**TASK BRIEF**: Report the count of lines where the string "type" appears, and nothing else.

**RECORDS SUPPLIED**:
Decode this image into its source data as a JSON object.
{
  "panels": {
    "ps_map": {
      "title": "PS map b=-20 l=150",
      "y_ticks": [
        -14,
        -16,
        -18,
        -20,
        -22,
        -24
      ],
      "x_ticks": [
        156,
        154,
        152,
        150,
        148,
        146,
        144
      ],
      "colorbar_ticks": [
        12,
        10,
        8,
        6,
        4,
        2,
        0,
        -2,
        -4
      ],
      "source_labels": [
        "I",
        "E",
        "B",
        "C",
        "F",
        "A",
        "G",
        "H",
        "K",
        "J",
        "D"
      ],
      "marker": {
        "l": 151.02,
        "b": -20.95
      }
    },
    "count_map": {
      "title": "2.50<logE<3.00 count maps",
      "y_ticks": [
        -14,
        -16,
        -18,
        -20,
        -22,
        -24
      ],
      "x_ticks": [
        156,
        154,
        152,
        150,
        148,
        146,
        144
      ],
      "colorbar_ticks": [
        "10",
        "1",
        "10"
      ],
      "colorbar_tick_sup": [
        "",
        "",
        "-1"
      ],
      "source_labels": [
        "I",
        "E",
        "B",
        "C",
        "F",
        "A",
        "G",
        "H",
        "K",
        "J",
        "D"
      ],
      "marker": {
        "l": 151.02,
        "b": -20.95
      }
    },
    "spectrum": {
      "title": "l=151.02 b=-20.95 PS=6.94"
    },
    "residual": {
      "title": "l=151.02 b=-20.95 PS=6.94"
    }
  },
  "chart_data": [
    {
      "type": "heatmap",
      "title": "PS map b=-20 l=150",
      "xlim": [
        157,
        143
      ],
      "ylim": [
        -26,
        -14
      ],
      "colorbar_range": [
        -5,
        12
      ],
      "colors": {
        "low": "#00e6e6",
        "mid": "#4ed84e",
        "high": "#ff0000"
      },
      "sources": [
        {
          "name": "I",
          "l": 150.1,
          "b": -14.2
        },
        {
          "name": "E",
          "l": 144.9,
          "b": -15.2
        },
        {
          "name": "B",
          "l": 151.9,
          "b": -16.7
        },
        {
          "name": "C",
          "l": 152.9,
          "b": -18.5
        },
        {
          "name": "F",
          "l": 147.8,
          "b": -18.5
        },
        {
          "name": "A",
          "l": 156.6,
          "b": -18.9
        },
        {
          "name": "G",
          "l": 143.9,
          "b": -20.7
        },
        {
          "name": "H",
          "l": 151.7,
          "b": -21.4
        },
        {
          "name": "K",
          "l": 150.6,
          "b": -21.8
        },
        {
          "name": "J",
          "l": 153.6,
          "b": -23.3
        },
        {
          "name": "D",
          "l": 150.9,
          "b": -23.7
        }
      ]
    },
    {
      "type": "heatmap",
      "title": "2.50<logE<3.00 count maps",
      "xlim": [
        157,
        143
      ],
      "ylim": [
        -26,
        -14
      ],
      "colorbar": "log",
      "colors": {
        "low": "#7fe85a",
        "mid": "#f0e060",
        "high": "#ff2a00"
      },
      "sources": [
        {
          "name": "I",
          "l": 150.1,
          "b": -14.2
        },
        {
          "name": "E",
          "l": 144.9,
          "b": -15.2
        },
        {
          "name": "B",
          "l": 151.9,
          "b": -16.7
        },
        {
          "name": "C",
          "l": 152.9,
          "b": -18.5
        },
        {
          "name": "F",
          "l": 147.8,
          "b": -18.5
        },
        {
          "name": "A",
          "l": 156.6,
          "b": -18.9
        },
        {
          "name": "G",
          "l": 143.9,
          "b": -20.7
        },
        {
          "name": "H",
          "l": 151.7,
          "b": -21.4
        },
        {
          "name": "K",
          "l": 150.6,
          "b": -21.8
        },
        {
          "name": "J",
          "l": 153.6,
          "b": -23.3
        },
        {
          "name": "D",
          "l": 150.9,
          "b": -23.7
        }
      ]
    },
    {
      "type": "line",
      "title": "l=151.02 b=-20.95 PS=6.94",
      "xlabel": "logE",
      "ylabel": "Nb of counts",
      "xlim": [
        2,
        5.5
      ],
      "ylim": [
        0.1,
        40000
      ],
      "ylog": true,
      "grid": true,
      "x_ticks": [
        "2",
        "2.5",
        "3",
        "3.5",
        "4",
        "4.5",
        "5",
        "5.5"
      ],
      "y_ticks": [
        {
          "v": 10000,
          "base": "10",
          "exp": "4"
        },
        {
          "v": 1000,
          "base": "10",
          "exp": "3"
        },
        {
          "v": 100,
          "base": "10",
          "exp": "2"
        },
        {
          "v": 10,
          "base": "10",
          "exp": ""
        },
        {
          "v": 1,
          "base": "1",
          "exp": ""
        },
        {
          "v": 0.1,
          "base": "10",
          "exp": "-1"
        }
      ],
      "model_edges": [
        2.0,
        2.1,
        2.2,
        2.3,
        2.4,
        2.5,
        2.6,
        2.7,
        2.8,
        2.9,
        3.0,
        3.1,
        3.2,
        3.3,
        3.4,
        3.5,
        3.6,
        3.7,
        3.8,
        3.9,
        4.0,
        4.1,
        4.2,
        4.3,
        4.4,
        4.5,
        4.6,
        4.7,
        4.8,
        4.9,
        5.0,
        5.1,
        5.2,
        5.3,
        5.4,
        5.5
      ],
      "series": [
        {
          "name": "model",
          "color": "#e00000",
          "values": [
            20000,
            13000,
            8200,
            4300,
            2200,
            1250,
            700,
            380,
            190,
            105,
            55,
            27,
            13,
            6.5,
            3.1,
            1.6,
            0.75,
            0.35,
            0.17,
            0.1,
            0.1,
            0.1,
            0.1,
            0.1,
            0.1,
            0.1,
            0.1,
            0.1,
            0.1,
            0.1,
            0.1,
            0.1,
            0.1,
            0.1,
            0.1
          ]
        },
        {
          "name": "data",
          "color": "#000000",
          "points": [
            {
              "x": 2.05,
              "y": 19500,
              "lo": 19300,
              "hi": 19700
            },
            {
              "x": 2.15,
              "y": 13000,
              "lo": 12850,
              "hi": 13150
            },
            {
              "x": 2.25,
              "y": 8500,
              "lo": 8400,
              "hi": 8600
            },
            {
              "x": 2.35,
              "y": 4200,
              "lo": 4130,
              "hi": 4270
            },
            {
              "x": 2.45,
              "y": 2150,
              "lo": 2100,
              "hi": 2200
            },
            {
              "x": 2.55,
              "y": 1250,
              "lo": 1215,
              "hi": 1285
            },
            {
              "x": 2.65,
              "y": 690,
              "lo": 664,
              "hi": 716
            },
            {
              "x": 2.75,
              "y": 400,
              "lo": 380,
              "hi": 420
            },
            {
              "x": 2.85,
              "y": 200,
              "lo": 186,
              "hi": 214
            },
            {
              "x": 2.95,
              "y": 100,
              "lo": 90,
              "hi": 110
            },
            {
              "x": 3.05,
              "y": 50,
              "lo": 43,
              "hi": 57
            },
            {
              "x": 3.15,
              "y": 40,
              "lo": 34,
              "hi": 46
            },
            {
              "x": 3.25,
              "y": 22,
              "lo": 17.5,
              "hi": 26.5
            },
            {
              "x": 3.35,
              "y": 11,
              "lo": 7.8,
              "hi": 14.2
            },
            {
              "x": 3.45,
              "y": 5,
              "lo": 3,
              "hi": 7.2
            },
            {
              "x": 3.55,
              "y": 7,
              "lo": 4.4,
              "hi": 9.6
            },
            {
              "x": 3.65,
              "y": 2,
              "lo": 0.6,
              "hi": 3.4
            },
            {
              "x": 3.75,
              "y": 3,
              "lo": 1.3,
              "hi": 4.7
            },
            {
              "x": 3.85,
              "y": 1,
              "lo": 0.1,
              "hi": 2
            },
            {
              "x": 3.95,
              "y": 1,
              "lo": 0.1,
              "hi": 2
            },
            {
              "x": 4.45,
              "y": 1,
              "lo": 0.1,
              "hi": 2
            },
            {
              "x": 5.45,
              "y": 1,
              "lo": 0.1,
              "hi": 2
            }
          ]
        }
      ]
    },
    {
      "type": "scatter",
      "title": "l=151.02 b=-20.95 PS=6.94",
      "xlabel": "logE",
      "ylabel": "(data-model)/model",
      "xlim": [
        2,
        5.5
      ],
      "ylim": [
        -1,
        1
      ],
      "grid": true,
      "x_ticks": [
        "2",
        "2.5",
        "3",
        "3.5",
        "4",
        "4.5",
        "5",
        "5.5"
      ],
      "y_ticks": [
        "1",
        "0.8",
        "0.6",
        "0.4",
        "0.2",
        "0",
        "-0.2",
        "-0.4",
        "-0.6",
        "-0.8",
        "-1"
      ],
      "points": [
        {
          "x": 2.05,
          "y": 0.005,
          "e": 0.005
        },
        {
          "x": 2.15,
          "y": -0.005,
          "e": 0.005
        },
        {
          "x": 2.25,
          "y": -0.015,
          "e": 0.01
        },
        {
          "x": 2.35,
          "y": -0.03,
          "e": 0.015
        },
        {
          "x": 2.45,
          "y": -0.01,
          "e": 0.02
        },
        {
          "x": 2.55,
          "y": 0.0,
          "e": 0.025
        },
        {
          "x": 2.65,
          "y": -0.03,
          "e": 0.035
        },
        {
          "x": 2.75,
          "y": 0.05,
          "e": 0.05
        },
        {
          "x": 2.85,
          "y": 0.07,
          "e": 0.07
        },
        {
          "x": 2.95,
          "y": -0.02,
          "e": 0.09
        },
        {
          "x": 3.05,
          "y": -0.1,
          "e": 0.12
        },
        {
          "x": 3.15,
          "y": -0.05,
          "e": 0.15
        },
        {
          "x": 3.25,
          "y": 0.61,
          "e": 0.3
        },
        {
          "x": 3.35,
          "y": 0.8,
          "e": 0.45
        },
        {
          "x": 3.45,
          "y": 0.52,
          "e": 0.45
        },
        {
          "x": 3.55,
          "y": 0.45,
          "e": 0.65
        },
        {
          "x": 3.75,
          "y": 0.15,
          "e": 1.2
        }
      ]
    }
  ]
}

**WRITTEN SOLUTION**: 4